* _Task objective_: Find out how many lines of the material contain the string "saturday" and give only that figure.

* _Record list_:

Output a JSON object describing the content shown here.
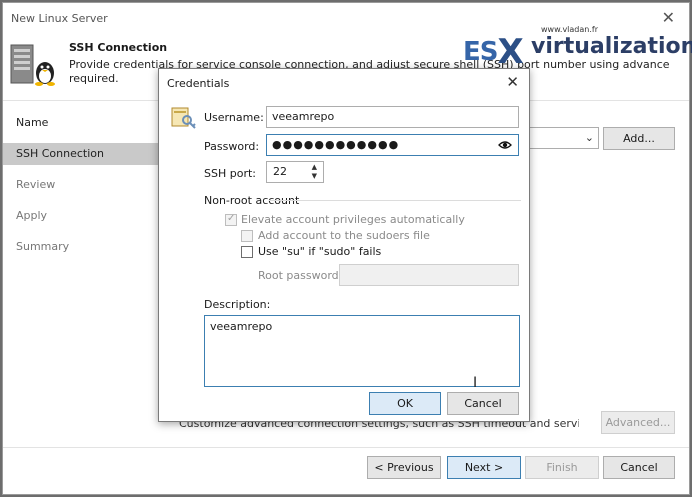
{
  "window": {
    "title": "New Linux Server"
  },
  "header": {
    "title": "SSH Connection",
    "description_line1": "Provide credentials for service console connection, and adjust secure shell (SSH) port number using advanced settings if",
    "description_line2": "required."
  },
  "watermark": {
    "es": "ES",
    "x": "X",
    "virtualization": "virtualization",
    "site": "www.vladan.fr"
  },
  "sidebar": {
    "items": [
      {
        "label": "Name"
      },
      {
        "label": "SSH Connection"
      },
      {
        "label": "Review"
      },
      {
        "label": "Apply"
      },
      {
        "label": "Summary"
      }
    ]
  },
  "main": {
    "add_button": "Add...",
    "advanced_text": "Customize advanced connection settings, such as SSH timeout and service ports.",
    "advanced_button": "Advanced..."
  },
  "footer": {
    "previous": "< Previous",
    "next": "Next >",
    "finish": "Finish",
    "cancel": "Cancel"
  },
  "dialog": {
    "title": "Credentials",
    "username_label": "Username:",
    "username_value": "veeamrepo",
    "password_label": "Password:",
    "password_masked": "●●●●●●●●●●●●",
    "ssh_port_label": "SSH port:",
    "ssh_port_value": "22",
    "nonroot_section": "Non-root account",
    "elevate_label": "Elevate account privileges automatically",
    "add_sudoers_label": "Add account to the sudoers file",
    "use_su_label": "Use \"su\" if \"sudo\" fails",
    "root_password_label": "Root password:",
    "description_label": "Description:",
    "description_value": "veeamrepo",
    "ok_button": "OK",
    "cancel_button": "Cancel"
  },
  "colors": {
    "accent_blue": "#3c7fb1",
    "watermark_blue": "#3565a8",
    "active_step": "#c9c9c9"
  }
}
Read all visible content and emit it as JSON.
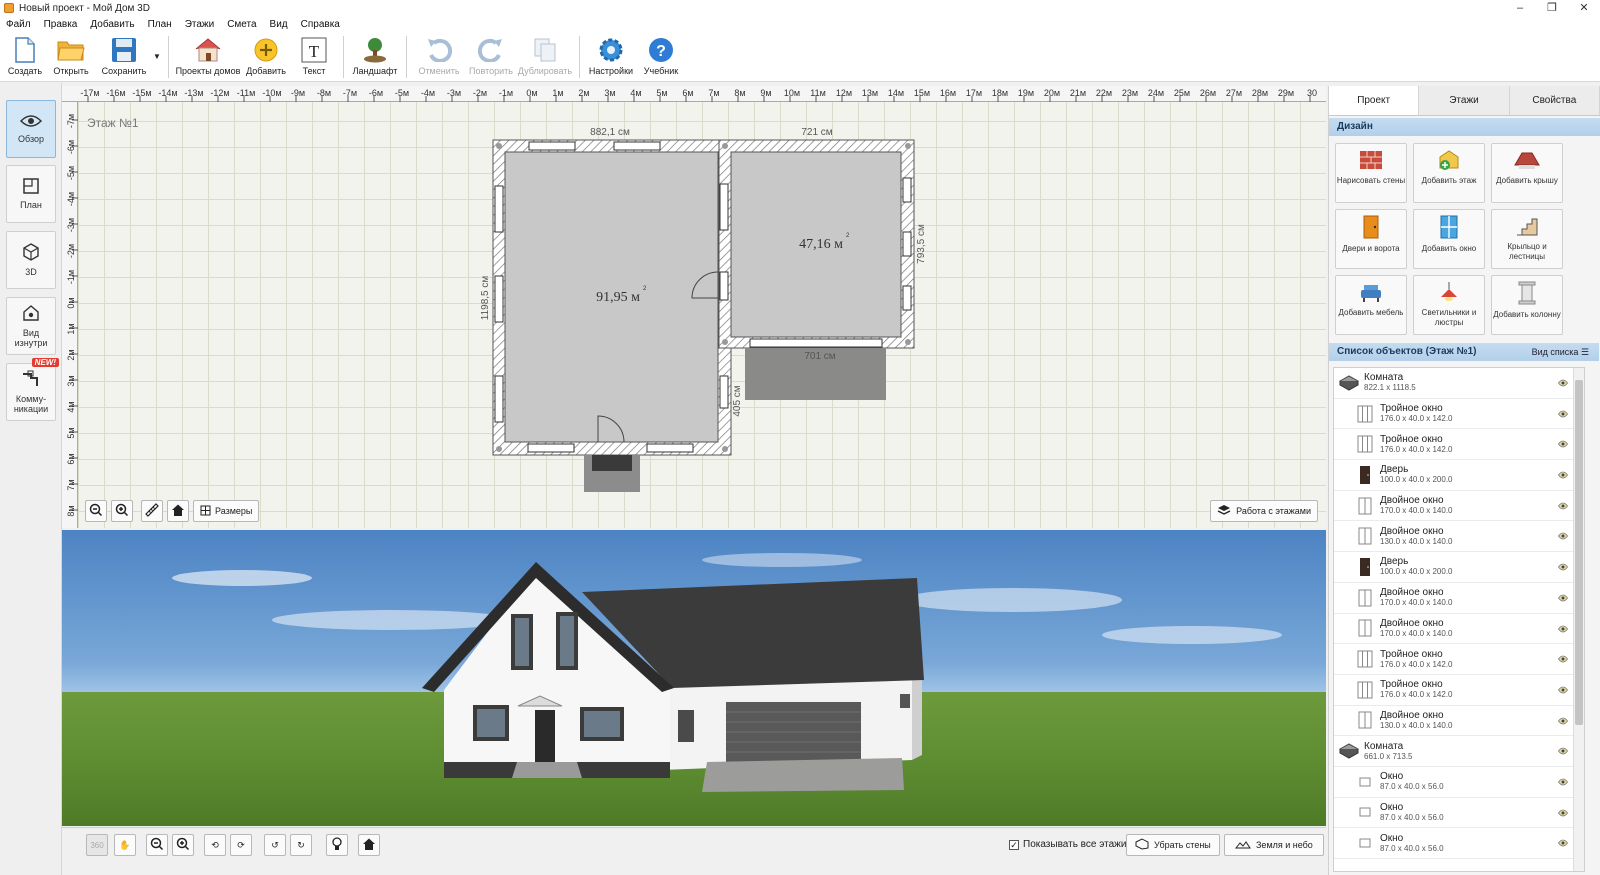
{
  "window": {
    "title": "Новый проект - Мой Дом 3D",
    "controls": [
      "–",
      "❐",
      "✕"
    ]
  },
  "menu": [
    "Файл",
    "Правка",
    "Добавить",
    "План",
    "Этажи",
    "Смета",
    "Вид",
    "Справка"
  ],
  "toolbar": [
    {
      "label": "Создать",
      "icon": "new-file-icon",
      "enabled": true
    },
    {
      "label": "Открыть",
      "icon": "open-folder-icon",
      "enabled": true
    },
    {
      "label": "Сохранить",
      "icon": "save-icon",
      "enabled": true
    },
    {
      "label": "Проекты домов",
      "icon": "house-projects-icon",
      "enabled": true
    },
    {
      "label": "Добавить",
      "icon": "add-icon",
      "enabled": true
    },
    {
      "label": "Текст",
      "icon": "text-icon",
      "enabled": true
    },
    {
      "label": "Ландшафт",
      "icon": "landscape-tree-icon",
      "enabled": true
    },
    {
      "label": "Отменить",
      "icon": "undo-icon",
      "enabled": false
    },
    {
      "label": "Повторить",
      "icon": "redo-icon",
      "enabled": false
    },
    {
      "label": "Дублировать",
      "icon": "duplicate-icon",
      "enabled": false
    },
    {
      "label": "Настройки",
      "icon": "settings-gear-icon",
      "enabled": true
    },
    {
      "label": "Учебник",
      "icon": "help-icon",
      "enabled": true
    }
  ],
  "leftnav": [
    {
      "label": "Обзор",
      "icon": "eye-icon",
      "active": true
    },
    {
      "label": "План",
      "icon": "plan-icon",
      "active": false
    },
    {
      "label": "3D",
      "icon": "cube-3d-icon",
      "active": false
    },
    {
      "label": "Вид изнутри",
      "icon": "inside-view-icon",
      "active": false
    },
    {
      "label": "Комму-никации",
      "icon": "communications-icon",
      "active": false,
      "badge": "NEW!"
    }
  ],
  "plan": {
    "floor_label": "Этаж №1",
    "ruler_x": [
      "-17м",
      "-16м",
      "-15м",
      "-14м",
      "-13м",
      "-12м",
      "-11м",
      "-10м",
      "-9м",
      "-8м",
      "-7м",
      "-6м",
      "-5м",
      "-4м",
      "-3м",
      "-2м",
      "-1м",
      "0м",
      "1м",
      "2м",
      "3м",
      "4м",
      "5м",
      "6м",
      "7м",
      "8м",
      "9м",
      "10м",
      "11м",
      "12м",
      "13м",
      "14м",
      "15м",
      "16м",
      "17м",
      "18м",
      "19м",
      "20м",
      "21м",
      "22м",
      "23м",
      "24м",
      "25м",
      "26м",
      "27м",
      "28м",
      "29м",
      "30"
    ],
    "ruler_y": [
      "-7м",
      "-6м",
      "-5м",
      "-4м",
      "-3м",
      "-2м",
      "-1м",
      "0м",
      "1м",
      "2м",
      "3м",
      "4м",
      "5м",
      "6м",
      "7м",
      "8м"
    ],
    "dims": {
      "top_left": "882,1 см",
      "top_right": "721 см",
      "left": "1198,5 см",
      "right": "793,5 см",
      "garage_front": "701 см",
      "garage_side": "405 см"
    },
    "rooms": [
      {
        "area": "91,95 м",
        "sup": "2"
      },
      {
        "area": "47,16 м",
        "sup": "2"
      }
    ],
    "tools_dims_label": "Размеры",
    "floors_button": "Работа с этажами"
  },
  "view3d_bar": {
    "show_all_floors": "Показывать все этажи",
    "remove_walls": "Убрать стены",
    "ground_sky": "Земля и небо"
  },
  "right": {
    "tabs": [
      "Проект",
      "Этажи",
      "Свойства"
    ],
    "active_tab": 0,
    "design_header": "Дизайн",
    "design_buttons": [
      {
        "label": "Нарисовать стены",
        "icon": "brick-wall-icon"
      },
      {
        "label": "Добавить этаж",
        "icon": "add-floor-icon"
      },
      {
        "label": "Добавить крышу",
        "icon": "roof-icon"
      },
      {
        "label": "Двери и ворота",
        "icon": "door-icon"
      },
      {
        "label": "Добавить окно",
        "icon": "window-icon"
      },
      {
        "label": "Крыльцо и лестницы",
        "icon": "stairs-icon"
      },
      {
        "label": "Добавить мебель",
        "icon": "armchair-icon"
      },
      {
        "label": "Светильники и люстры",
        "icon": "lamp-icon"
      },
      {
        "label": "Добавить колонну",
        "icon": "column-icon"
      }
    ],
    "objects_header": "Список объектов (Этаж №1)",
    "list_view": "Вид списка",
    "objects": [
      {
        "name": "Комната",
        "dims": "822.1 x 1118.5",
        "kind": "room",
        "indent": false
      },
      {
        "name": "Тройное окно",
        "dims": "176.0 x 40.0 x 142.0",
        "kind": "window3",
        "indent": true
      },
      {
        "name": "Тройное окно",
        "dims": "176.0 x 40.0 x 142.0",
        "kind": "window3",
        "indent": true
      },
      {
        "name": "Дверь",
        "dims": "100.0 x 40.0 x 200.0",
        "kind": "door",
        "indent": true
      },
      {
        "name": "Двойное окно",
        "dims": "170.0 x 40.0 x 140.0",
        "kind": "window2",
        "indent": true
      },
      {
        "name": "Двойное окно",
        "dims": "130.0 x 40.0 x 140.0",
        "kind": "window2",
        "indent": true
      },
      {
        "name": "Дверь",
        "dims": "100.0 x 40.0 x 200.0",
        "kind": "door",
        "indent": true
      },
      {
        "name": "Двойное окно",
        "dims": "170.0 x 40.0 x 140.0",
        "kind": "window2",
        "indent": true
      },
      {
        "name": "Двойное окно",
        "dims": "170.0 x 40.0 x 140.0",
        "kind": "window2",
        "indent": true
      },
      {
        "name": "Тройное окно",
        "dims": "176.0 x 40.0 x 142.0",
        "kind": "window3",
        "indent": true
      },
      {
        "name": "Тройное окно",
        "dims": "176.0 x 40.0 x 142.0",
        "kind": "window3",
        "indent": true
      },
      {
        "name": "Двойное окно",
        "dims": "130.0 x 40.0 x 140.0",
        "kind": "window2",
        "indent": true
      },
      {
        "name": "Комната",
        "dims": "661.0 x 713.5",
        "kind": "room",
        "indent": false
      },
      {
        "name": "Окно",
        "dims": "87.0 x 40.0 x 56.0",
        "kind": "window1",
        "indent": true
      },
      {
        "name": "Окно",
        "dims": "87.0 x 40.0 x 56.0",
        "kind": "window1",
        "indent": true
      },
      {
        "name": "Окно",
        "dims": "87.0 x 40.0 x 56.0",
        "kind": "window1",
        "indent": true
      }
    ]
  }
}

...

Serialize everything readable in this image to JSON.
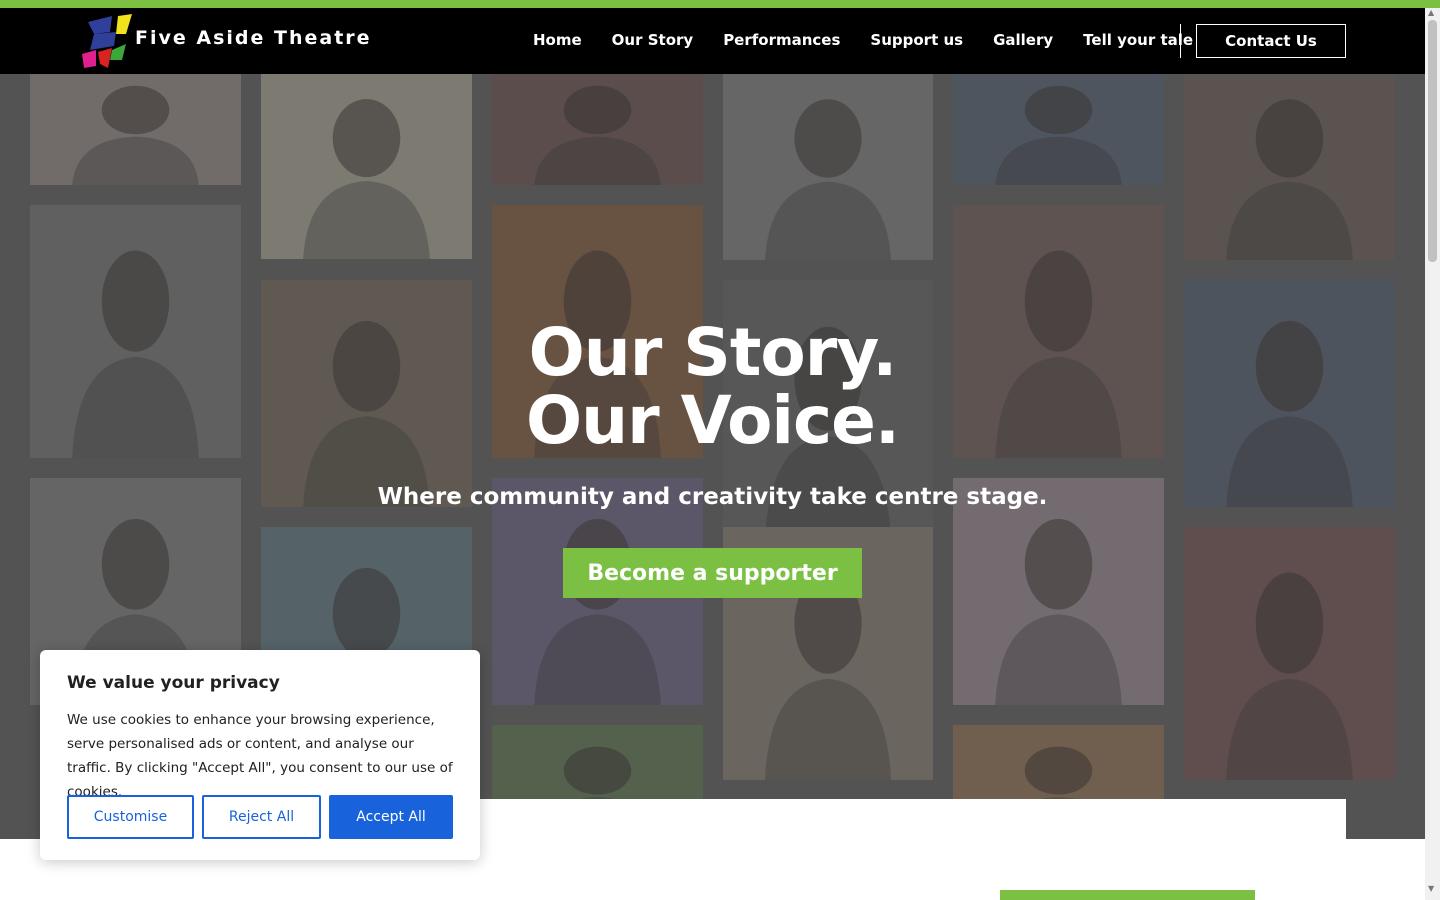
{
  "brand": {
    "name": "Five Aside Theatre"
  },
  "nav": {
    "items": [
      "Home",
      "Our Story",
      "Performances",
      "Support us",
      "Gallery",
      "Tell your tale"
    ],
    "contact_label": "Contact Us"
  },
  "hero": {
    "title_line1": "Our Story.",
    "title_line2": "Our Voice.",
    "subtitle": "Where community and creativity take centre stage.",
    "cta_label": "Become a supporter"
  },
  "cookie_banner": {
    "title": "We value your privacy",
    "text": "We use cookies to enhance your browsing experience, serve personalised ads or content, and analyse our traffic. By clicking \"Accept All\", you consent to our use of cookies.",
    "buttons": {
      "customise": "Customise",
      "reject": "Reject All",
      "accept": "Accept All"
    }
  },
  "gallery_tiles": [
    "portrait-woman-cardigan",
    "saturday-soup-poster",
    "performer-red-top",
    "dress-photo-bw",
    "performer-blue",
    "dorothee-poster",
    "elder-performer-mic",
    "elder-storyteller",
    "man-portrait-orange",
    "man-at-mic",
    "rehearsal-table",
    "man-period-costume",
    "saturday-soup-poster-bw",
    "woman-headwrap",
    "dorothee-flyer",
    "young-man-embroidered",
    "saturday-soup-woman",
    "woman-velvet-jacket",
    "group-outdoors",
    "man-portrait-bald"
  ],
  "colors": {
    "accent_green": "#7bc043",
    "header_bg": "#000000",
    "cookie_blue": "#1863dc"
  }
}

...

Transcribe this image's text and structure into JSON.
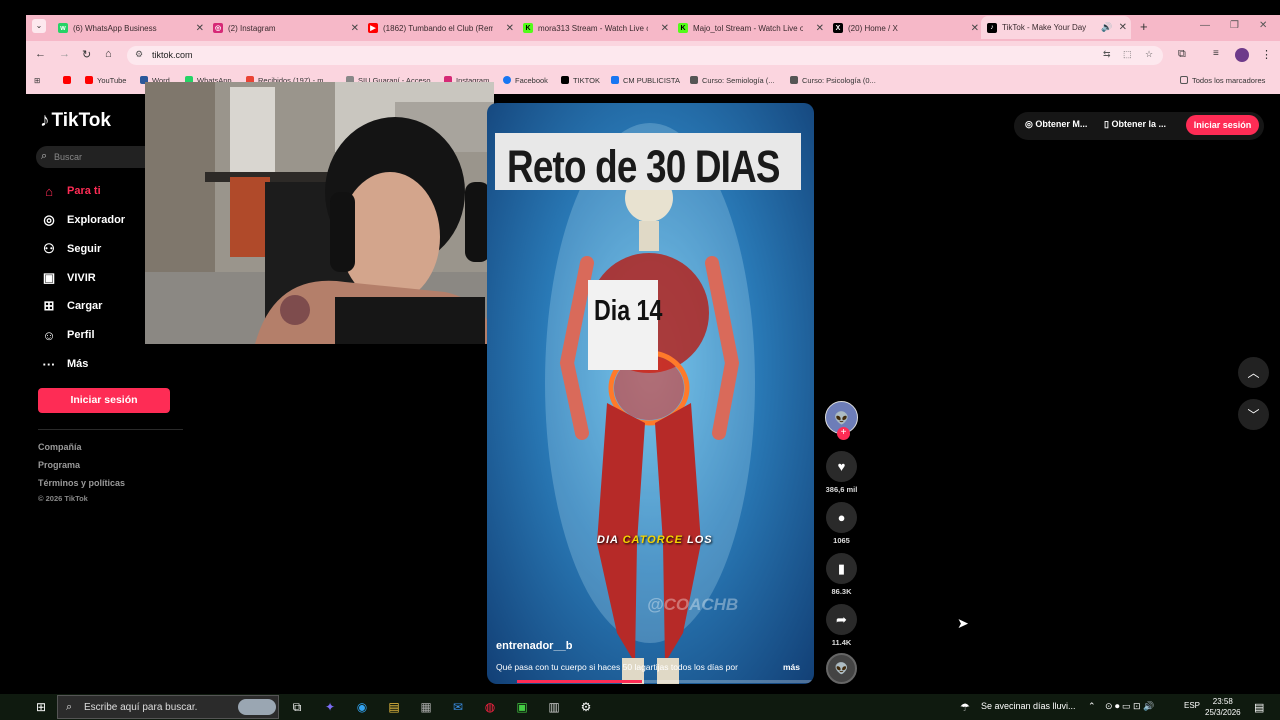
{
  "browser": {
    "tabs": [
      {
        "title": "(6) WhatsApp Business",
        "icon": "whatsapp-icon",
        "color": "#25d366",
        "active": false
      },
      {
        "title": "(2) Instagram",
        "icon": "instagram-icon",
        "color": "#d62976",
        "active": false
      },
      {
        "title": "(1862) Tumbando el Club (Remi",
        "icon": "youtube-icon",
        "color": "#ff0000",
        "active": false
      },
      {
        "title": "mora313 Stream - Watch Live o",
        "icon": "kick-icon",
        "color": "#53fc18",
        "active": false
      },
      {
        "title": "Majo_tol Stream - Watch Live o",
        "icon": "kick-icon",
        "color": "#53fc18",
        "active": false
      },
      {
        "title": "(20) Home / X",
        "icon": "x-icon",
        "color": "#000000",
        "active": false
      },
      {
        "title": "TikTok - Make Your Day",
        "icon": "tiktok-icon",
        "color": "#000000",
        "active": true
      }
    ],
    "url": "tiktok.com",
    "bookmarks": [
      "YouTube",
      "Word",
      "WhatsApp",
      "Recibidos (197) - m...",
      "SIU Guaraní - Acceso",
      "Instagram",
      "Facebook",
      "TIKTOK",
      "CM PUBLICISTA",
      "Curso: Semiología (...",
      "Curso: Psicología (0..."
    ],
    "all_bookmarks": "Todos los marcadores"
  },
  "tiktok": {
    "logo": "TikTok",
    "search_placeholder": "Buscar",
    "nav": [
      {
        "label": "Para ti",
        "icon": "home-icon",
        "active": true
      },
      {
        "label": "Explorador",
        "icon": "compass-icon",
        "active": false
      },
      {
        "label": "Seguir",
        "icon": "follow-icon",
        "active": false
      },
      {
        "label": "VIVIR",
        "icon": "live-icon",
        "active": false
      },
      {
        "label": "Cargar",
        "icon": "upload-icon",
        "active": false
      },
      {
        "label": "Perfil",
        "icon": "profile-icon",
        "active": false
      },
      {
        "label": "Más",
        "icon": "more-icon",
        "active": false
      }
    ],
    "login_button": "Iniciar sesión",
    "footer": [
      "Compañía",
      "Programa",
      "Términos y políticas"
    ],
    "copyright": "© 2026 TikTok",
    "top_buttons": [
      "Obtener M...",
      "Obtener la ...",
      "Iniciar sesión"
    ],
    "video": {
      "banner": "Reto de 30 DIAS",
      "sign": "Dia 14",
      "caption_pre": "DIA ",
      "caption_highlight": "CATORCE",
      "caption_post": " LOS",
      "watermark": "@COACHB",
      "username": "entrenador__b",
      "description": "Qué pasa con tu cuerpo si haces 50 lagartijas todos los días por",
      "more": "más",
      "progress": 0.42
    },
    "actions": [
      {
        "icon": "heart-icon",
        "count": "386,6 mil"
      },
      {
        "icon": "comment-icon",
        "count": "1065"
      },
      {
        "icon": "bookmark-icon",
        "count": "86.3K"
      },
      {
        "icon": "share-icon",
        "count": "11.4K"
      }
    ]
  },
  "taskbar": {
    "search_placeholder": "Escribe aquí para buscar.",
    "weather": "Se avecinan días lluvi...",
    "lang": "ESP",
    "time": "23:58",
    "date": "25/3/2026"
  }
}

* _Exercise answer_: 3